* REQUIREMENTS
Repeat all of the records verbatim.
--- BEGIN MATERIALS PROVIDED ---
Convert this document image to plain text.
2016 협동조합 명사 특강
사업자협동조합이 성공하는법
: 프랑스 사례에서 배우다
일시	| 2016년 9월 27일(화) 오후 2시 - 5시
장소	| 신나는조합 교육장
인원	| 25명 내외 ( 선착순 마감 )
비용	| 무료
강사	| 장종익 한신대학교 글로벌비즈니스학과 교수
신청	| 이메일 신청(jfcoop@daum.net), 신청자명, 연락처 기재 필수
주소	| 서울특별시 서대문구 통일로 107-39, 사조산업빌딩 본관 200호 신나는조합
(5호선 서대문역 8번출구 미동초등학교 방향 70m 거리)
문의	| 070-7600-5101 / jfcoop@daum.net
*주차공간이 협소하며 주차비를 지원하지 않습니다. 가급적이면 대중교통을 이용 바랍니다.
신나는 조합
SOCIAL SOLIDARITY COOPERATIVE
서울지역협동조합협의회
--- END MATERIALS PROVIDED ---
* TASK RESULT
Convert this document image to plain text.
2016 협동조합 명사 특강
사업자협동조합이 성공하는법
: 프랑스 사례에서 배우다
일시	| 2016년 9월 27일(화) 오후 2시 - 5시
장소	| 신나는조합 교육장
인원	| 25명 내외 ( 선착순 마감 )
비용	| 무료
강사	| 장종익 한신대학교 글로벌비즈니스학과 교수
신청	| 이메일 신청(jfcoop@daum.net), 신청자명, 연락처 기재 필수
주소	| 서울특별시 서대문구 통일로 107-39, 사조산업빌딩 본관 200호 신나는조합
(5호선 서대문역 8번출구 미동초등학교 방향 70m 거리)
문의	| 070-7600-5101 / jfcoop@daum.net
*주차공간이 협소하며 주차비를 지원하지 않습니다. 가급적이면 대중교통을 이용 바랍니다.
신나는 조합
SOCIAL SOLIDARITY COOPERATIVE
서울지역협동조합협의회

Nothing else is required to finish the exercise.